━━ Record extracts ━━

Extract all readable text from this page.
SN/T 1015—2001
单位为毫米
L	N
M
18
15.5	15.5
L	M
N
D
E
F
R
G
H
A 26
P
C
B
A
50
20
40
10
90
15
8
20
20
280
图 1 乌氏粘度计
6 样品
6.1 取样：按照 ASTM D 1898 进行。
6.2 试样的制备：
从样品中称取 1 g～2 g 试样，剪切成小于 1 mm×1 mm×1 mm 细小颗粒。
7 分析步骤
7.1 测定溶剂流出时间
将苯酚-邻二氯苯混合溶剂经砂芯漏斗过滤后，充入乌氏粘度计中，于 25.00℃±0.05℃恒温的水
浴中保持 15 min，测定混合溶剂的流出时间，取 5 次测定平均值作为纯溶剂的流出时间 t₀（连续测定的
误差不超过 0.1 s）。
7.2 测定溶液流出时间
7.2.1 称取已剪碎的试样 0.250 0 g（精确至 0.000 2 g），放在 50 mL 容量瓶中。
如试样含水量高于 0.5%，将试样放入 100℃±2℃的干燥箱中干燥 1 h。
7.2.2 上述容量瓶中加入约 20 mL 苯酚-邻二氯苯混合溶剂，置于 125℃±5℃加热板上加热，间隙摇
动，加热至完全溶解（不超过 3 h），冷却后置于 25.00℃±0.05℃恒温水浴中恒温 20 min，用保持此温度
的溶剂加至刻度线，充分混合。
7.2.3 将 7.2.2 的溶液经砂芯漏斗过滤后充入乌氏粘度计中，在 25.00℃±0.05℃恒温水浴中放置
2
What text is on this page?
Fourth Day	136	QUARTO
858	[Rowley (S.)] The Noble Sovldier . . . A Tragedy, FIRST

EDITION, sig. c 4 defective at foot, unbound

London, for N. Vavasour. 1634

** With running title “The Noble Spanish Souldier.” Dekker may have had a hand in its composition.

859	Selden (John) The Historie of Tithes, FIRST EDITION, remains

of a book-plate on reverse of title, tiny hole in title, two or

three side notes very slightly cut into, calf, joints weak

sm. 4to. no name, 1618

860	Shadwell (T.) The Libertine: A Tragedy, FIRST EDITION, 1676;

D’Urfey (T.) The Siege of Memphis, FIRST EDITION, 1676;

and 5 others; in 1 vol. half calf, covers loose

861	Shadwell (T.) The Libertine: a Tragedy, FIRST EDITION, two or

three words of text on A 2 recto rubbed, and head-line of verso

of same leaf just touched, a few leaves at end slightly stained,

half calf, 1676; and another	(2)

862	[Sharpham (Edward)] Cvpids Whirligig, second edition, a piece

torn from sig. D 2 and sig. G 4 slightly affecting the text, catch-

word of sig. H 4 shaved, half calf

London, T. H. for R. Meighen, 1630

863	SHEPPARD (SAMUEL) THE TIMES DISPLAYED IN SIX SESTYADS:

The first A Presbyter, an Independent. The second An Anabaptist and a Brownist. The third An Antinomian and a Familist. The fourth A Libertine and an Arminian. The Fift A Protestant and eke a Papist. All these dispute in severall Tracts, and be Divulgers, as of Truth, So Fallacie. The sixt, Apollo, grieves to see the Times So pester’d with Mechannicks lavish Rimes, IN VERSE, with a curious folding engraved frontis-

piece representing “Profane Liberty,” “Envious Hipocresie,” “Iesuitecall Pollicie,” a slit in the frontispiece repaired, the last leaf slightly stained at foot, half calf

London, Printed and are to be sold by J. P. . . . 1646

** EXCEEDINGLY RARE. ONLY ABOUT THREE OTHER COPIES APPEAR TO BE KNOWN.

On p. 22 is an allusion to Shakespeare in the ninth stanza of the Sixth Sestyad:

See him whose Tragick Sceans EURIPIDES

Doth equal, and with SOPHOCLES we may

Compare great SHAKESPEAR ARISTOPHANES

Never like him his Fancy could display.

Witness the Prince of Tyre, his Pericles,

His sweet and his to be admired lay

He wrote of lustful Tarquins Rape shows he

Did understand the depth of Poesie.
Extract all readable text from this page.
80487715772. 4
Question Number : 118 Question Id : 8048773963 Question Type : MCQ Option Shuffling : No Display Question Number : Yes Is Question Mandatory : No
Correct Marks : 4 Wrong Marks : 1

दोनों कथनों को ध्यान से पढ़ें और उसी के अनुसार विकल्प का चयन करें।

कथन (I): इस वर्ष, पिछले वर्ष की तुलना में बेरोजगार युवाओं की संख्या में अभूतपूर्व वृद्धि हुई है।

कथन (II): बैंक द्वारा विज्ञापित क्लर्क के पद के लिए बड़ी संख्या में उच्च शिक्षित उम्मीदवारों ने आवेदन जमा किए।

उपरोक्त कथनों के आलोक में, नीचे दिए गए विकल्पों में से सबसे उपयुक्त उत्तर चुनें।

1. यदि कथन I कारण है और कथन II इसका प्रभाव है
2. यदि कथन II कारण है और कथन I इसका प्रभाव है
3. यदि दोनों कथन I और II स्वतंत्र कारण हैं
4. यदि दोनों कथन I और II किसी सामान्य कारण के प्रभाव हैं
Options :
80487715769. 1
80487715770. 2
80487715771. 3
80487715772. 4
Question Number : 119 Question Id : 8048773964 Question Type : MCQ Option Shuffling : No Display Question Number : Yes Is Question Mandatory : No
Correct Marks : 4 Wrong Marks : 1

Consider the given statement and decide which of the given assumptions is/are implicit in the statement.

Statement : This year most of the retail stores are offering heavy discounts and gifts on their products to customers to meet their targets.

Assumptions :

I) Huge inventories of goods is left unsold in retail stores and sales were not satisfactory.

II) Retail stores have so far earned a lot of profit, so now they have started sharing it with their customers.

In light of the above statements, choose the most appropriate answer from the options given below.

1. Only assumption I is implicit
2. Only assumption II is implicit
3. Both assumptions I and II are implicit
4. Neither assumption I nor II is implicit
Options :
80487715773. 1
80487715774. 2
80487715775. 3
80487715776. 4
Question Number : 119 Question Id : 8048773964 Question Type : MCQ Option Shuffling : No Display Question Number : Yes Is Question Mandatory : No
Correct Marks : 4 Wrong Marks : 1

━━━

→ Task statement: Write out all of the records once more, exactly.

→ Written solution:
Extract all readable text from this page.
SN/T 1015—2001
单位为毫米
L	N
M
18
15.5	15.5
L	M
N
D
E
F
R
G
H
A 26
P
C
B
A
50
20
40
10
90
15
8
20
20
280
图 1 乌氏粘度计
6 样品
6.1 取样：按照 ASTM D 1898 进行。
6.2 试样的制备：
从样品中称取 1 g～2 g 试样，剪切成小于 1 mm×1 mm×1 mm 细小颗粒。
7 分析步骤
7.1 测定溶剂流出时间
将苯酚-邻二氯苯混合溶剂经砂芯漏斗过滤后，充入乌氏粘度计中，于 25.00℃±0.05℃恒温的水
浴中保持 15 min，测定混合溶剂的流出时间，取 5 次测定平均值作为纯溶剂的流出时间 t₀（连续测定的
误差不超过 0.1 s）。
7.2 测定溶液流出时间
7.2.1 称取已剪碎的试样 0.250 0 g（精确至 0.000 2 g），放在 50 mL 容量瓶中。
如试样含水量高于 0.5%，将试样放入 100℃±2℃的干燥箱中干燥 1 h。
7.2.2 上述容量瓶中加入约 20 mL 苯酚-邻二氯苯混合溶剂，置于 125℃±5℃加热板上加热，间隙摇
动，加热至完全溶解（不超过 3 h），冷却后置于 25.00℃±0.05℃恒温水浴中恒温 20 min，用保持此温度
的溶剂加至刻度线，充分混合。
7.2.3 将 7.2.2 的溶液经砂芯漏斗过滤后充入乌氏粘度计中，在 25.00℃±0.05℃恒温水浴中放置
2
What text is on this page?
Fourth Day	136	QUARTO
858	[Rowley (S.)] The Noble Sovldier . . . A Tragedy, FIRST

EDITION, sig. c 4 defective at foot, unbound

London, for N. Vavasour. 1634

** With running title “The Noble Spanish Souldier.” Dekker may have had a hand in its composition.

859	Selden (John) The Historie of Tithes, FIRST EDITION, remains

of a book-plate on reverse of title, tiny hole in title, two or

three side notes very slightly cut into, calf, joints weak

sm. 4to. no name, 1618

860	Shadwell (T.) The Libertine: A Tragedy, FIRST EDITION, 1676;

D’Urfey (T.) The Siege of Memphis, FIRST EDITION, 1676;

and 5 others; in 1 vol. half calf, covers loose

861	Shadwell (T.) The Libertine: a Tragedy, FIRST EDITION, two or

three words of text on A 2 recto rubbed, and head-line of verso

of same leaf just touched, a few leaves at end slightly stained,

half calf, 1676; and another	(2)

862	[Sharpham (Edward)] Cvpids Whirligig, second edition, a piece

torn from sig. D 2 and sig. G 4 slightly affecting the text, catch-

word of sig. H 4 shaved, half calf

London, T. H. for R. Meighen, 1630

863	SHEPPARD (SAMUEL) THE TIMES DISPLAYED IN SIX SESTYADS:

The first A Presbyter, an Independent. The second An Anabaptist and a Brownist. The third An Antinomian and a Familist. The fourth A Libertine and an Arminian. The Fift A Protestant and eke a Papist. All these dispute in severall Tracts, and be Divulgers, as of Truth, So Fallacie. The sixt, Apollo, grieves to see the Times So pester’d with Mechannicks lavish Rimes, IN VERSE, with a curious folding engraved frontis-

piece representing “Profane Liberty,” “Envious Hipocresie,” “Iesuitecall Pollicie,” a slit in the frontispiece repaired, the last leaf slightly stained at foot, half calf

London, Printed and are to be sold by J. P. . . . 1646

** EXCEEDINGLY RARE. ONLY ABOUT THREE OTHER COPIES APPEAR TO BE KNOWN.

On p. 22 is an allusion to Shakespeare in the ninth stanza of the Sixth Sestyad:

See him whose Tragick Sceans EURIPIDES

Doth equal, and with SOPHOCLES we may

Compare great SHAKESPEAR ARISTOPHANES

Never like him his Fancy could display.

Witness the Prince of Tyre, his Pericles,

His sweet and his to be admired lay

He wrote of lustful Tarquins Rape shows he

Did understand the depth of Poesie.
Extract all readable text from this page.
80487715772. 4
Question Number : 118 Question Id : 8048773963 Question Type : MCQ Option Shuffling : No Display Question Number : Yes Is Question Mandatory : No
Correct Marks : 4 Wrong Marks : 1

दोनों कथनों को ध्यान से पढ़ें और उसी के अनुसार विकल्प का चयन करें।

कथन (I): इस वर्ष, पिछले वर्ष की तुलना में बेरोजगार युवाओं की संख्या में अभूतपूर्व वृद्धि हुई है।

कथन (II): बैंक द्वारा विज्ञापित क्लर्क के पद के लिए बड़ी संख्या में उच्च शिक्षित उम्मीदवारों ने आवेदन जमा किए।

उपरोक्त कथनों के आलोक में, नीचे दिए गए विकल्पों में से सबसे उपयुक्त उत्तर चुनें।

1. यदि कथन I कारण है और कथन II इसका प्रभाव है
2. यदि कथन II कारण है और कथन I इसका प्रभाव है
3. यदि दोनों कथन I और II स्वतंत्र कारण हैं
4. यदि दोनों कथन I और II किसी सामान्य कारण के प्रभाव हैं
Options :
80487715769. 1
80487715770. 2
80487715771. 3
80487715772. 4
Question Number : 119 Question Id : 8048773964 Question Type : MCQ Option Shuffling : No Display Question Number : Yes Is Question Mandatory : No
Correct Marks : 4 Wrong Marks : 1

Consider the given statement and decide which of the given assumptions is/are implicit in the statement.

Statement : This year most of the retail stores are offering heavy discounts and gifts on their products to customers to meet their targets.

Assumptions :

I) Huge inventories of goods is left unsold in retail stores and sales were not satisfactory.

II) Retail stores have so far earned a lot of profit, so now they have started sharing it with their customers.

In light of the above statements, choose the most appropriate answer from the options given below.

1. Only assumption I is implicit
2. Only assumption II is implicit
3. Both assumptions I and II are implicit
4. Neither assumption I nor II is implicit
Options :
80487715773. 1
80487715774. 2
80487715775. 3
80487715776. 4
Question Number : 119 Question Id : 8048773964 Question Type : MCQ Option Shuffling : No Display Question Number : Yes Is Question Mandatory : No
Correct Marks : 4 Wrong Marks : 1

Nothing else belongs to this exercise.